Work instructions >> Spot each line that carries the word "being"; copy those lines.

######

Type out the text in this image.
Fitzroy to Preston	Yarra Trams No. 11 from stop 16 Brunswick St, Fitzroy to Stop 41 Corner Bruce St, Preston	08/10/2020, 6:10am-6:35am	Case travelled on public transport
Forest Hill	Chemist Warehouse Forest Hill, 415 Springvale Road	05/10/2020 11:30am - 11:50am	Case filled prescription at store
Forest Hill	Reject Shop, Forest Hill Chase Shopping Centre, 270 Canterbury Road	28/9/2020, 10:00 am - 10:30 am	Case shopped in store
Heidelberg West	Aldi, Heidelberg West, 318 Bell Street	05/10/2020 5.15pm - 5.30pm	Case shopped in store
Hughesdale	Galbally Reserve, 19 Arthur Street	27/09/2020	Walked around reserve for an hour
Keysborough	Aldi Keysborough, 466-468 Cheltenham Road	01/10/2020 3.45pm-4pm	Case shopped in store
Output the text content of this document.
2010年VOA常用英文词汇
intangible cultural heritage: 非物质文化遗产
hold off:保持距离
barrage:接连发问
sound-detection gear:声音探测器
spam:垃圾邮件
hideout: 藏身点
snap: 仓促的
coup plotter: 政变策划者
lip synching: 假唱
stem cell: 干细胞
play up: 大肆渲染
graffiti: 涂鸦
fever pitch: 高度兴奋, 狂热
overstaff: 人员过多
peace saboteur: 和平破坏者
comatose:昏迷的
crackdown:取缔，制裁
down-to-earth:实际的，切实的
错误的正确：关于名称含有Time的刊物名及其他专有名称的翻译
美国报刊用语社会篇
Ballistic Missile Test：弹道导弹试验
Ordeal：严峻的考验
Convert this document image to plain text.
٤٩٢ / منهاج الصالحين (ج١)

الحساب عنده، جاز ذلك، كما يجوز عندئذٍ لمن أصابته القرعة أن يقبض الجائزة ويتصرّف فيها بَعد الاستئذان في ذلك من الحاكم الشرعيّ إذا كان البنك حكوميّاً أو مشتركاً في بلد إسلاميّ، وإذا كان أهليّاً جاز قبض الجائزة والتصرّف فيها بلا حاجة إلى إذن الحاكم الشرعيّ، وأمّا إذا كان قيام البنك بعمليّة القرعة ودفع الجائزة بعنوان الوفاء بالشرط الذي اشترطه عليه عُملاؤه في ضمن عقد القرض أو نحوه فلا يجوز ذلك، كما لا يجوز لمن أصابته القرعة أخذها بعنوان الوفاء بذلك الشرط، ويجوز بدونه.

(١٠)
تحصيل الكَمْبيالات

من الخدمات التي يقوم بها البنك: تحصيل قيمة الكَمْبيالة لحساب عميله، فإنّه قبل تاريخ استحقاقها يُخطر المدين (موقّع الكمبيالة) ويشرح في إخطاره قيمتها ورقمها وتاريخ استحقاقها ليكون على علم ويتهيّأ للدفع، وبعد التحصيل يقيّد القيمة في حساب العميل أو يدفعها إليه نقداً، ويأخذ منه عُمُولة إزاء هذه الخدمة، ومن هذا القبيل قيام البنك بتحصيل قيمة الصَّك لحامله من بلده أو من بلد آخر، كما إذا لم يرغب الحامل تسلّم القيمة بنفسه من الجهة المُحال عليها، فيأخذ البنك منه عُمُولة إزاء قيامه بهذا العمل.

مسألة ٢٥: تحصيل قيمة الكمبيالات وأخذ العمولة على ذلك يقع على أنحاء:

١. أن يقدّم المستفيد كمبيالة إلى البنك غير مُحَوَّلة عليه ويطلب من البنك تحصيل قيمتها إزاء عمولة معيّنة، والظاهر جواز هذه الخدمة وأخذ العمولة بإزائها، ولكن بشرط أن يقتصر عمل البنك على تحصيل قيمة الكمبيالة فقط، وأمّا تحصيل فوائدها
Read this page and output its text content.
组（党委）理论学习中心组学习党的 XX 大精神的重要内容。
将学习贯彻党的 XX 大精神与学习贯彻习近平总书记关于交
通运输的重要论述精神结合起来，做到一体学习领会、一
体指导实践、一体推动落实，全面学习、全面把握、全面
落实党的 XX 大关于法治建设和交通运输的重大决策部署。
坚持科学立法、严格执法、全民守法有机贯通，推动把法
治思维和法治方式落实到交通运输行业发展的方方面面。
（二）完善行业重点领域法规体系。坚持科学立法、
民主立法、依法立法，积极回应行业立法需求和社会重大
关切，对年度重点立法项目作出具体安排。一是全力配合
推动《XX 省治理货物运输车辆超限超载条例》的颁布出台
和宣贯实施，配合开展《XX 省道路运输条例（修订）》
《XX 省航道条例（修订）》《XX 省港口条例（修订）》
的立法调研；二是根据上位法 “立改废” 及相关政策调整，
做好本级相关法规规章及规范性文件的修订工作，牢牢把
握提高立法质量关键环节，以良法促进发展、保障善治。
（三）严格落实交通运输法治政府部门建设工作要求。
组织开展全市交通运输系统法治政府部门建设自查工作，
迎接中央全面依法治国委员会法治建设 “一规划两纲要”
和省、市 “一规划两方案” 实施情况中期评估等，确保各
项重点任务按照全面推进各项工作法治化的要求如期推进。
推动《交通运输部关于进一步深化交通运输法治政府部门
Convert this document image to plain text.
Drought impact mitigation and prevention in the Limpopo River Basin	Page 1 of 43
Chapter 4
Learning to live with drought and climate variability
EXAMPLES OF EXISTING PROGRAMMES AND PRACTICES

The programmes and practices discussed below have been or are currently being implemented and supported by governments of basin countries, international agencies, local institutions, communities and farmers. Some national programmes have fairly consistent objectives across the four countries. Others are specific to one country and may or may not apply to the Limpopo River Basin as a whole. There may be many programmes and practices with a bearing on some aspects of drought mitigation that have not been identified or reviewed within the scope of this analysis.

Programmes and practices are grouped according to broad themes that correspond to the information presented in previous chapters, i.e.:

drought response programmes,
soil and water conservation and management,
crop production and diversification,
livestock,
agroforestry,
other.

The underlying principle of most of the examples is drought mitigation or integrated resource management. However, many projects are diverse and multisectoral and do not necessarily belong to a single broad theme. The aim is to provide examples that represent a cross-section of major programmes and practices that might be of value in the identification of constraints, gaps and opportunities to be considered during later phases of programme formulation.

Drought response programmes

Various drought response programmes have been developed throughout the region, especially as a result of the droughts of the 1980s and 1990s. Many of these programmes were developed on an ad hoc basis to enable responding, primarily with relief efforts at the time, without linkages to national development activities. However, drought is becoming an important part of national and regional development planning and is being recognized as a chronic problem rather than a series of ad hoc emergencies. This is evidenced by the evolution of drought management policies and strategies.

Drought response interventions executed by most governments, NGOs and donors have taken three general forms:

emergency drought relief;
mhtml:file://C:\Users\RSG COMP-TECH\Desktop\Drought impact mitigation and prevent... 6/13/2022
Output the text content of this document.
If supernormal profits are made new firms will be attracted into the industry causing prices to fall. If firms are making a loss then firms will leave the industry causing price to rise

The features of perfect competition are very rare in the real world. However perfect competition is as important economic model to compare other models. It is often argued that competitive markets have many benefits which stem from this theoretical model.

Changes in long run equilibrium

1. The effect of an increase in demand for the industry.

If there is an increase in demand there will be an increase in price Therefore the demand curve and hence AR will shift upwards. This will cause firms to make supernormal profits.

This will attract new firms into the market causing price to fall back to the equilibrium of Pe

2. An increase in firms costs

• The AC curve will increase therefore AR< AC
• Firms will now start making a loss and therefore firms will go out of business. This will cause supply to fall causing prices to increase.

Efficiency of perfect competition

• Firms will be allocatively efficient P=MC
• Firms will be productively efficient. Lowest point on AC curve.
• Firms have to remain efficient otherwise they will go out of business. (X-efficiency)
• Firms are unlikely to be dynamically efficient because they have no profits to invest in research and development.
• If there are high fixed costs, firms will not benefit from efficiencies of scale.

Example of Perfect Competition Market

######

Result of the task >>
The programmes and practices discussed below have been or are currently being implemented and supported by governments of basin countries, international agencies, local institutions, communities and farmers. Some national programmes have fairly consistent objectives across the four countries. Others are specific to one country and may or may not apply to the Limpopo River Basin as a whole. There may be many programmes and practices with a bearing on some aspects of drought mitigation that have not been identified or reviewed within the scope of this analysis.
Various drought response programmes have been developed throughout the region, especially as a result of the droughts of the 1980s and 1990s. Many of these programmes were developed on an ad hoc basis to enable responding, primarily with relief efforts at the time, without linkages to national development activities. However, drought is becoming an important part of national and regional development planning and is being recognized as a chronic problem rather than a series of ad hoc emergencies. This is evidenced by the evolution of drought management policies and strategies.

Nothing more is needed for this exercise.